• [WHAT IS REQUIRED]: Reproduce exactly the section that begins at the line containing "What's the underlying" and ends at the line containing "Serialize everything readable", both lines included; omit all other lines.

• [EXERCISE MATERIAL]:
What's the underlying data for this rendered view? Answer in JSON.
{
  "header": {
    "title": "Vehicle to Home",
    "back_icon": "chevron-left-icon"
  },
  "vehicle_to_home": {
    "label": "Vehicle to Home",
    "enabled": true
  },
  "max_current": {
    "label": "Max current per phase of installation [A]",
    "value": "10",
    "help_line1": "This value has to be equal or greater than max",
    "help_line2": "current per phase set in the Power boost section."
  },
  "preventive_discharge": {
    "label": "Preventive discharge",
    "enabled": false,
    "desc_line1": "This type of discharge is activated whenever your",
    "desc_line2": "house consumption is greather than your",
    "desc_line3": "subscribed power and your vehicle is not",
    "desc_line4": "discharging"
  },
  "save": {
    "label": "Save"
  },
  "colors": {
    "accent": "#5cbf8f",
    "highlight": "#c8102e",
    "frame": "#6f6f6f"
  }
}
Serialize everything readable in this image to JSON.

...

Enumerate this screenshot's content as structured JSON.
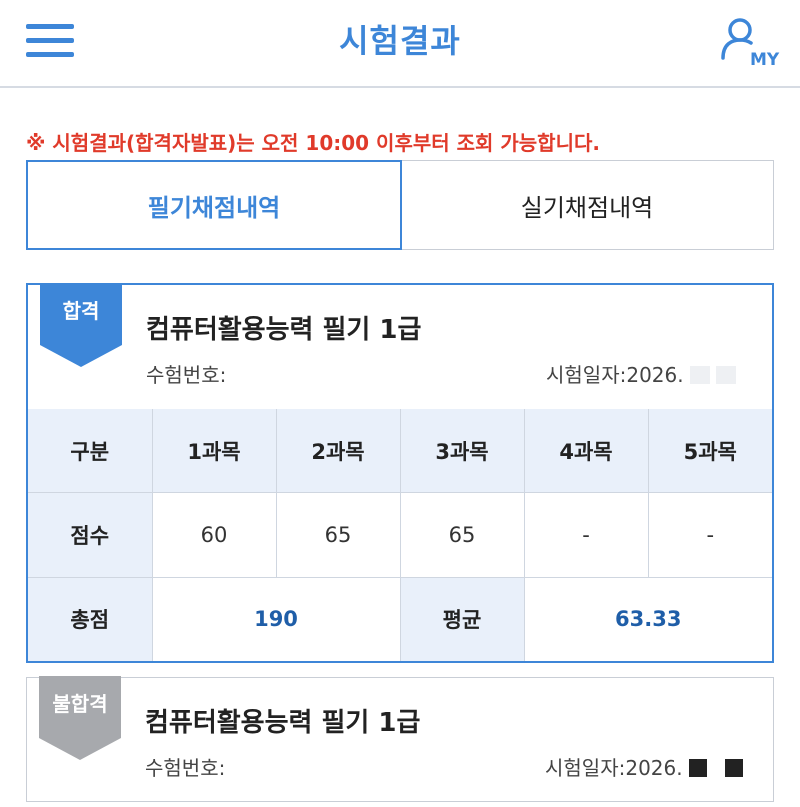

• [ANSWER BELOW]:
What's the underlying data for this rendered view? Answer in JSON.
{
  "header": {
    "title": "Vehicle to Home",
    "back_icon": "chevron-left-icon"
  },
  "vehicle_to_home": {
    "label": "Vehicle to Home",
    "enabled": true
  },
  "max_current": {
    "label": "Max current per phase of installation [A]",
    "value": "10",
    "help_line1": "This value has to be equal or greater than max",
    "help_line2": "current per phase set in the Power boost section."
  },
  "preventive_discharge": {
    "label": "Preventive discharge",
    "enabled": false,
    "desc_line1": "This type of discharge is activated whenever your",
    "desc_line2": "house consumption is greather than your",
    "desc_line3": "subscribed power and your vehicle is not",
    "desc_line4": "discharging"
  },
  "save": {
    "label": "Save"
  },
  "colors": {
    "accent": "#5cbf8f",
    "highlight": "#c8102e",
    "frame": "#6f6f6f"
  }
}
Serialize everything readable in this image to JSON.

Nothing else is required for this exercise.